Within a data-to-impact process are three limiting factors for adequate data decisions to be taken (Baillard 2020):

  • External constraints such as time or money
  • Internal complexity within an organization
  • Individual limitations related to human cognitive skills

The outcome of processing the unstructured data is to overcome these limiting factors. As a result, the following value can be realized.
Data Management. By ingesting both historic and future unstructured and structured data and making the data accessible through a single web-enabled interface, any data can instantly be identified, located, and retrieved through a text and image search.

This makes it possible to continuously organize new data being produced. Consequently, all data can be used in decision making. The access to data is seamless across teams and subject-matter areas supporting cross-company collaboration and a better overview.

Today, organization often are tempted to buy, acquire, or record new data to improve the decision-making process. This has been particularly true in recent years with the emergence of big data and data science, which can overwhelm the decision makers but which now can be reduced by organizing the unstructured data (Baillard 2020).

- [Written instruction 1]: Output the portion of the passage on unstructured data that begins with the words containing "Data Management. By" and ends with "and image search.", copied word for word.
The passage and the rows have no connection to each other.

Collected data:

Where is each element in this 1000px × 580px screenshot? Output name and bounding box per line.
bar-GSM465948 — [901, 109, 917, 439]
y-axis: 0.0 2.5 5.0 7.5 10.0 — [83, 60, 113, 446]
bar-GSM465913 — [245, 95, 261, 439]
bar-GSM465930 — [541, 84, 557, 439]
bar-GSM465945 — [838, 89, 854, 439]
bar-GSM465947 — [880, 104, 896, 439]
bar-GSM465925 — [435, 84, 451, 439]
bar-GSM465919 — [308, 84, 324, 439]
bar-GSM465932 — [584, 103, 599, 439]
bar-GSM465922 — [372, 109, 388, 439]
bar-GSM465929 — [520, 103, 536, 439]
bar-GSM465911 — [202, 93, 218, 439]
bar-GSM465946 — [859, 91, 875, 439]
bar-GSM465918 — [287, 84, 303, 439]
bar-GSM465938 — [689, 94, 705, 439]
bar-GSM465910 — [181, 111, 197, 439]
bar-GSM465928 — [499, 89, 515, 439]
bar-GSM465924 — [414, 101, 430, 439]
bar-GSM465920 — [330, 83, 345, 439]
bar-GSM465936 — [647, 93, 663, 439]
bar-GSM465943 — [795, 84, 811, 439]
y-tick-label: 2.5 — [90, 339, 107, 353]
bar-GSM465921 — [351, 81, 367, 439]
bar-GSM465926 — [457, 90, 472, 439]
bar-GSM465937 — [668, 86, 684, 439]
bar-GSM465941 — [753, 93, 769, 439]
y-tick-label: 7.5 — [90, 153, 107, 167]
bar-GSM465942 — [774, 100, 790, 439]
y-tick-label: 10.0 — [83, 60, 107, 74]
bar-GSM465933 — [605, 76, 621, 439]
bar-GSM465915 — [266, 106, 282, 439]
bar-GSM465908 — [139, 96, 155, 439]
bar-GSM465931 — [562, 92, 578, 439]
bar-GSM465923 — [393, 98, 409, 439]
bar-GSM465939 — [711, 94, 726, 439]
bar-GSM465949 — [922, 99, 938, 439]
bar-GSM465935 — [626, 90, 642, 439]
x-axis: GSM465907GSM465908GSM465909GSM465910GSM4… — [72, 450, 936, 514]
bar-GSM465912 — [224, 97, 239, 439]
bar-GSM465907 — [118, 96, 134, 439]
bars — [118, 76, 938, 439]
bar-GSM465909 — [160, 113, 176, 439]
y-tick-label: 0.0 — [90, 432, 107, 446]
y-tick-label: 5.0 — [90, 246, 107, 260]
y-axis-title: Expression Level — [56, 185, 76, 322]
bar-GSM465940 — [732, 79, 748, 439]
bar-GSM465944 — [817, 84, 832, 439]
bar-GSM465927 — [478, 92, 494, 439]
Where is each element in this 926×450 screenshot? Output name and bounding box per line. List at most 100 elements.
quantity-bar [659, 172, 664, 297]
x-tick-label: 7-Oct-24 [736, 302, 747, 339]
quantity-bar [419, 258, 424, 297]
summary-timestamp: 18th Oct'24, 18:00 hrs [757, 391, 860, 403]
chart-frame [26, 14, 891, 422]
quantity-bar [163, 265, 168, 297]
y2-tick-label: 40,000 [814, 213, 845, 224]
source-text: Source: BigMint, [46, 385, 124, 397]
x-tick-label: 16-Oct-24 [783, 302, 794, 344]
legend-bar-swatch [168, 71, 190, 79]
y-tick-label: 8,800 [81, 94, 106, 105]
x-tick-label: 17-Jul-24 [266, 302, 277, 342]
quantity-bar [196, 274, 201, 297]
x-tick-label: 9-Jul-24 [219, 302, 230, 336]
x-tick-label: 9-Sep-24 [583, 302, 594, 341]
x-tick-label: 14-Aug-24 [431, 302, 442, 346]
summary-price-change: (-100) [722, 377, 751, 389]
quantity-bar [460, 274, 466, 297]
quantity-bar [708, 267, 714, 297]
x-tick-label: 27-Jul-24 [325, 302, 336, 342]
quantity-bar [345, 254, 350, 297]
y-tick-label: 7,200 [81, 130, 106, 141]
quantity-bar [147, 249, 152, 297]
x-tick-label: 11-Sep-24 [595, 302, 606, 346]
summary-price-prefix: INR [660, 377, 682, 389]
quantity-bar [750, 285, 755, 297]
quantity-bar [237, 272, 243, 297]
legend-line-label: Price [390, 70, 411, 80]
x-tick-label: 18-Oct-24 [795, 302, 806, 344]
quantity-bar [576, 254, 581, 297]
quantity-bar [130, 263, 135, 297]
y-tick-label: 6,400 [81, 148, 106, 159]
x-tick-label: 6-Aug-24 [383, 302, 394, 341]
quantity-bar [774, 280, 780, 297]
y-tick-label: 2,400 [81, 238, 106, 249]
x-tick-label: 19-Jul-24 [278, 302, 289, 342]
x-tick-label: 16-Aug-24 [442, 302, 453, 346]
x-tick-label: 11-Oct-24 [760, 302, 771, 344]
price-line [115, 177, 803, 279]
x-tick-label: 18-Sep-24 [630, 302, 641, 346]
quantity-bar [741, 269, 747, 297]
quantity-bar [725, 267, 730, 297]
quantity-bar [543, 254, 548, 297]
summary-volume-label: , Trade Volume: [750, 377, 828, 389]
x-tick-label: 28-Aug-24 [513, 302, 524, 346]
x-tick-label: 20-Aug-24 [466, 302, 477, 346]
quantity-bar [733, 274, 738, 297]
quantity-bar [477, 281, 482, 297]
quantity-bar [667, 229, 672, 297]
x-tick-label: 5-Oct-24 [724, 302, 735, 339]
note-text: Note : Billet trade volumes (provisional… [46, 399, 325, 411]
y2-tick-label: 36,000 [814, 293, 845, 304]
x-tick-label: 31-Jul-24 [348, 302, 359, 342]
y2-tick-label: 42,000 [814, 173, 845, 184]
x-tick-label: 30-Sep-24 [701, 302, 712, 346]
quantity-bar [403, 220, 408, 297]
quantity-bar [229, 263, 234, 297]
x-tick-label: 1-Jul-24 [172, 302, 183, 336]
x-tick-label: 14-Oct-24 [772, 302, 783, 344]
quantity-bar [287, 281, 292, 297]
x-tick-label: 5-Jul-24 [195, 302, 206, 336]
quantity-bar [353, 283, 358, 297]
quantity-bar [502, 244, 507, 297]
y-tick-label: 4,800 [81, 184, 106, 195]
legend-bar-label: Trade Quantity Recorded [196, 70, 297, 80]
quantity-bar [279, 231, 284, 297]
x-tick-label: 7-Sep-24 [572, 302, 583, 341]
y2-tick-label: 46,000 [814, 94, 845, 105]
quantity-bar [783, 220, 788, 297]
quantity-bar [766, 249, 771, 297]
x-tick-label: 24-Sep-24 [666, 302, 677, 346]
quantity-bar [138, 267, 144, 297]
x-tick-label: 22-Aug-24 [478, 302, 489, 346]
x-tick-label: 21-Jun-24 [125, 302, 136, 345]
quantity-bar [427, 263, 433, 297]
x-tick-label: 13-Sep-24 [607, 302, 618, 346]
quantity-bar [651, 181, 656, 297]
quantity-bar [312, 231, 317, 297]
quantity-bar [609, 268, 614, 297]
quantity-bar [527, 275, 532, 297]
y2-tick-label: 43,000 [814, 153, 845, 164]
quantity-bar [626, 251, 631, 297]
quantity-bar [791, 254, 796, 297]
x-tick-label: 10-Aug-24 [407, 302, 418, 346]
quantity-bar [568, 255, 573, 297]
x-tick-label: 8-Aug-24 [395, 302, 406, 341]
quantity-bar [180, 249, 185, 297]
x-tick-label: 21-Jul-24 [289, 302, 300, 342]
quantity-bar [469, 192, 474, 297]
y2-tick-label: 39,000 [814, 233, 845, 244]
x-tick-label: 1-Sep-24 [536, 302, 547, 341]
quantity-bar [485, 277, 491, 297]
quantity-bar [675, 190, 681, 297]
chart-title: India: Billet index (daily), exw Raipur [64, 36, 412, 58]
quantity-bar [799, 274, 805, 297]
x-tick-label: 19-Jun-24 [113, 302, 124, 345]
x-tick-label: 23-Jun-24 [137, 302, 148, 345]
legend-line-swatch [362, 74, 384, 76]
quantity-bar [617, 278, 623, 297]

- [Written instruction 2]: Return the rows from the very first one through the line containing "bar-GSM465940 — [732, 79, 748, 439]", including both ends, and reproduce them exactly.

- [Full solution 1]:
Data Management. By ingesting both historic and future unstructured and structured data and making the data accessible through a single web-enabled interface, any data can instantly be identified, located, and retrieved through a text and image search.

- [Full solution 2]:
Where is each element in this 1000px × 580px screenshot? Output name and bounding box per line.
bar-GSM465948 — [901, 109, 917, 439]
y-axis: 0.0 2.5 5.0 7.5 10.0 — [83, 60, 113, 446]
bar-GSM465913 — [245, 95, 261, 439]
bar-GSM465930 — [541, 84, 557, 439]
bar-GSM465945 — [838, 89, 854, 439]
bar-GSM465947 — [880, 104, 896, 439]
bar-GSM465925 — [435, 84, 451, 439]
bar-GSM465919 — [308, 84, 324, 439]
bar-GSM465932 — [584, 103, 599, 439]
bar-GSM465922 — [372, 109, 388, 439]
bar-GSM465929 — [520, 103, 536, 439]
bar-GSM465911 — [202, 93, 218, 439]
bar-GSM465946 — [859, 91, 875, 439]
bar-GSM465918 — [287, 84, 303, 439]
bar-GSM465938 — [689, 94, 705, 439]
bar-GSM465910 — [181, 111, 197, 439]
bar-GSM465928 — [499, 89, 515, 439]
bar-GSM465924 — [414, 101, 430, 439]
bar-GSM465920 — [330, 83, 345, 439]
bar-GSM465936 — [647, 93, 663, 439]
bar-GSM465943 — [795, 84, 811, 439]
y-tick-label: 2.5 — [90, 339, 107, 353]
bar-GSM465921 — [351, 81, 367, 439]
bar-GSM465926 — [457, 90, 472, 439]
bar-GSM465937 — [668, 86, 684, 439]
bar-GSM465941 — [753, 93, 769, 439]
y-tick-label: 7.5 — [90, 153, 107, 167]
bar-GSM465942 — [774, 100, 790, 439]
y-tick-label: 10.0 — [83, 60, 107, 74]
bar-GSM465933 — [605, 76, 621, 439]
bar-GSM465915 — [266, 106, 282, 439]
bar-GSM465908 — [139, 96, 155, 439]
bar-GSM465931 — [562, 92, 578, 439]
bar-GSM465923 — [393, 98, 409, 439]
bar-GSM465939 — [711, 94, 726, 439]
bar-GSM465949 — [922, 99, 938, 439]
bar-GSM465935 — [626, 90, 642, 439]
x-axis: GSM465907GSM465908GSM465909GSM465910GSM4… — [72, 450, 936, 514]
bar-GSM465912 — [224, 97, 239, 439]
bar-GSM465907 — [118, 96, 134, 439]
bars — [118, 76, 938, 439]
bar-GSM465909 — [160, 113, 176, 439]
y-tick-label: 0.0 — [90, 432, 107, 446]
y-tick-label: 5.0 — [90, 246, 107, 260]
y-axis-title: Expression Level — [56, 185, 76, 322]
bar-GSM465940 — [732, 79, 748, 439]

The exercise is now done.